(Rows from a figure dataset)
* * * * * * *
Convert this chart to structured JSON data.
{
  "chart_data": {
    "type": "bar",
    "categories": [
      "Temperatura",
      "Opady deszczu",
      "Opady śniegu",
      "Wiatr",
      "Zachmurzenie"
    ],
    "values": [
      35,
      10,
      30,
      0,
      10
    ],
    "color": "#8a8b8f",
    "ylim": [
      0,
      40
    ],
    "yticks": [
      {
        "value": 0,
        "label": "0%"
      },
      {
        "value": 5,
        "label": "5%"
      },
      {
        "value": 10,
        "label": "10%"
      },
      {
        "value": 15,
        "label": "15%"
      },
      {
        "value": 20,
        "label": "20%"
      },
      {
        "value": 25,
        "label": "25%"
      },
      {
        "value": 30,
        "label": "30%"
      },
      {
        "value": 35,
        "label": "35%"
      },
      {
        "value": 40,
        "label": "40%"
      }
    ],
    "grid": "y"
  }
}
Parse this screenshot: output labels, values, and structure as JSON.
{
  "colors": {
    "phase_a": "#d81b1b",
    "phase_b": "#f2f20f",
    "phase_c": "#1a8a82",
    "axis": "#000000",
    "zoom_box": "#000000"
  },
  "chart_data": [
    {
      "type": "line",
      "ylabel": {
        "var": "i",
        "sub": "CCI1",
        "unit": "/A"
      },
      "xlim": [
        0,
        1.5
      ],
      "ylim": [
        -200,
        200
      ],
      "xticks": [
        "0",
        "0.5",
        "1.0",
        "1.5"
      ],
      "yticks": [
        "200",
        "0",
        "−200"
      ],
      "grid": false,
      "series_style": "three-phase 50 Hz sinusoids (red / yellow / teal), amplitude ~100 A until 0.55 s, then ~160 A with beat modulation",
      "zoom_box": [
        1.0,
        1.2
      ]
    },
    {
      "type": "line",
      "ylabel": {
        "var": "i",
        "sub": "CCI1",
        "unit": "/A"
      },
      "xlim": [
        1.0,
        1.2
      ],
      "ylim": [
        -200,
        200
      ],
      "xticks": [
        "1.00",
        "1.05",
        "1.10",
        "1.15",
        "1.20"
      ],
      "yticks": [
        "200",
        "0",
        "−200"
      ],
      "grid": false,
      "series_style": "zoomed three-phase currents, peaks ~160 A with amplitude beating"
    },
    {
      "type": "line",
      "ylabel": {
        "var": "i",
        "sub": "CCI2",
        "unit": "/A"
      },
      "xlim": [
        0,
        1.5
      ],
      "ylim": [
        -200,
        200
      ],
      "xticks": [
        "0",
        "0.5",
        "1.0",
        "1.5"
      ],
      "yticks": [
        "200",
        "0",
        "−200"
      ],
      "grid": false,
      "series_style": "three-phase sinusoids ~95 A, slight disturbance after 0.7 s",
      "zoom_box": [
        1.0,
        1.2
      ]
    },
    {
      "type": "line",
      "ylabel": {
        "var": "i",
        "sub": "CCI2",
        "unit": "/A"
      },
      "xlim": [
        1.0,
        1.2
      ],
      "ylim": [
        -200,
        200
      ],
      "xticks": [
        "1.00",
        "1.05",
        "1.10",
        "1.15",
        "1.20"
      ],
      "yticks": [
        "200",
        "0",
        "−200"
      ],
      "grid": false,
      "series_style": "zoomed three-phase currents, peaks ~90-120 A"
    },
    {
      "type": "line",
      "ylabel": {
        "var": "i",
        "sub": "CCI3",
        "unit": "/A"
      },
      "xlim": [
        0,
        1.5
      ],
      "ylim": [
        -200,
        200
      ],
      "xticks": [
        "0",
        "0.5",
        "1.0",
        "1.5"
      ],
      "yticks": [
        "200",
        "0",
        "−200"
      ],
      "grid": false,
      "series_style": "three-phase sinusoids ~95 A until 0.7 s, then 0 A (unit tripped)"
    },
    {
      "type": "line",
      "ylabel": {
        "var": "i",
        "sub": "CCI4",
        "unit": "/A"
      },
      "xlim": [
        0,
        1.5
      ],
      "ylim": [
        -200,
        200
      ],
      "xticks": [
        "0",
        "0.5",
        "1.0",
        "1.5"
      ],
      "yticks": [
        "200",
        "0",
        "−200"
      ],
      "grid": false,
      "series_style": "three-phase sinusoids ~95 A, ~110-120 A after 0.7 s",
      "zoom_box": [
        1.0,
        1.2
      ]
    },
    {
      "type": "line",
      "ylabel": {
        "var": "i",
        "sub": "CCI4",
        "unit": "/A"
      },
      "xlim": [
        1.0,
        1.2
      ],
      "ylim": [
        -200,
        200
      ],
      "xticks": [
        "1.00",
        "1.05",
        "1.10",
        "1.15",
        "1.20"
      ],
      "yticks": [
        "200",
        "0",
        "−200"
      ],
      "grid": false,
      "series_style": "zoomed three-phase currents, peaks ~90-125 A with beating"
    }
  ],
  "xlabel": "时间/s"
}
* * * * * * *
→ EXERCISE: Copy each line of the data above without altering a single character.

→ SOLUTION FOR THIS TASK:
Convert this chart to structured JSON data.
{
  "chart_data": {
    "type": "bar",
    "categories": [
      "Temperatura",
      "Opady deszczu",
      "Opady śniegu",
      "Wiatr",
      "Zachmurzenie"
    ],
    "values": [
      35,
      10,
      30,
      0,
      10
    ],
    "color": "#8a8b8f",
    "ylim": [
      0,
      40
    ],
    "yticks": [
      {
        "value": 0,
        "label": "0%"
      },
      {
        "value": 5,
        "label": "5%"
      },
      {
        "value": 10,
        "label": "10%"
      },
      {
        "value": 15,
        "label": "15%"
      },
      {
        "value": 20,
        "label": "20%"
      },
      {
        "value": 25,
        "label": "25%"
      },
      {
        "value": 30,
        "label": "30%"
      },
      {
        "value": 35,
        "label": "35%"
      },
      {
        "value": 40,
        "label": "40%"
      }
    ],
    "grid": "y"
  }
}
Parse this screenshot: output labels, values, and structure as JSON.
{
  "colors": {
    "phase_a": "#d81b1b",
    "phase_b": "#f2f20f",
    "phase_c": "#1a8a82",
    "axis": "#000000",
    "zoom_box": "#000000"
  },
  "chart_data": [
    {
      "type": "line",
      "ylabel": {
        "var": "i",
        "sub": "CCI1",
        "unit": "/A"
      },
      "xlim": [
        0,
        1.5
      ],
      "ylim": [
        -200,
        200
      ],
      "xticks": [
        "0",
        "0.5",
        "1.0",
        "1.5"
      ],
      "yticks": [
        "200",
        "0",
        "−200"
      ],
      "grid": false,
      "series_style": "three-phase 50 Hz sinusoids (red / yellow / teal), amplitude ~100 A until 0.55 s, then ~160 A with beat modulation",
      "zoom_box": [
        1.0,
        1.2
      ]
    },
    {
      "type": "line",
      "ylabel": {
        "var": "i",
        "sub": "CCI1",
        "unit": "/A"
      },
      "xlim": [
        1.0,
        1.2
      ],
      "ylim": [
        -200,
        200
      ],
      "xticks": [
        "1.00",
        "1.05",
        "1.10",
        "1.15",
        "1.20"
      ],
      "yticks": [
        "200",
        "0",
        "−200"
      ],
      "grid": false,
      "series_style": "zoomed three-phase currents, peaks ~160 A with amplitude beating"
    },
    {
      "type": "line",
      "ylabel": {
        "var": "i",
        "sub": "CCI2",
        "unit": "/A"
      },
      "xlim": [
        0,
        1.5
      ],
      "ylim": [
        -200,
        200
      ],
      "xticks": [
        "0",
        "0.5",
        "1.0",
        "1.5"
      ],
      "yticks": [
        "200",
        "0",
        "−200"
      ],
      "grid": false,
      "series_style": "three-phase sinusoids ~95 A, slight disturbance after 0.7 s",
      "zoom_box": [
        1.0,
        1.2
      ]
    },
    {
      "type": "line",
      "ylabel": {
        "var": "i",
        "sub": "CCI2",
        "unit": "/A"
      },
      "xlim": [
        1.0,
        1.2
      ],
      "ylim": [
        -200,
        200
      ],
      "xticks": [
        "1.00",
        "1.05",
        "1.10",
        "1.15",
        "1.20"
      ],
      "yticks": [
        "200",
        "0",
        "−200"
      ],
      "grid": false,
      "series_style": "zoomed three-phase currents, peaks ~90-120 A"
    },
    {
      "type": "line",
      "ylabel": {
        "var": "i",
        "sub": "CCI3",
        "unit": "/A"
      },
      "xlim": [
        0,
        1.5
      ],
      "ylim": [
        -200,
        200
      ],
      "xticks": [
        "0",
        "0.5",
        "1.0",
        "1.5"
      ],
      "yticks": [
        "200",
        "0",
        "−200"
      ],
      "grid": false,
      "series_style": "three-phase sinusoids ~95 A until 0.7 s, then 0 A (unit tripped)"
    },
    {
      "type": "line",
      "ylabel": {
        "var": "i",
        "sub": "CCI4",
        "unit": "/A"
      },
      "xlim": [
        0,
        1.5
      ],
      "ylim": [
        -200,
        200
      ],
      "xticks": [
        "0",
        "0.5",
        "1.0",
        "1.5"
      ],
      "yticks": [
        "200",
        "0",
        "−200"
      ],
      "grid": false,
      "series_style": "three-phase sinusoids ~95 A, ~110-120 A after 0.7 s",
      "zoom_box": [
        1.0,
        1.2
      ]
    },
    {
      "type": "line",
      "ylabel": {
        "var": "i",
        "sub": "CCI4",
        "unit": "/A"
      },
      "xlim": [
        1.0,
        1.2
      ],
      "ylim": [
        -200,
        200
      ],
      "xticks": [
        "1.00",
        "1.05",
        "1.10",
        "1.15",
        "1.20"
      ],
      "yticks": [
        "200",
        "0",
        "−200"
      ],
      "grid": false,
      "series_style": "zoomed three-phase currents, peaks ~90-125 A with beating"
    }
  ],
  "xlabel": "时间/s"
}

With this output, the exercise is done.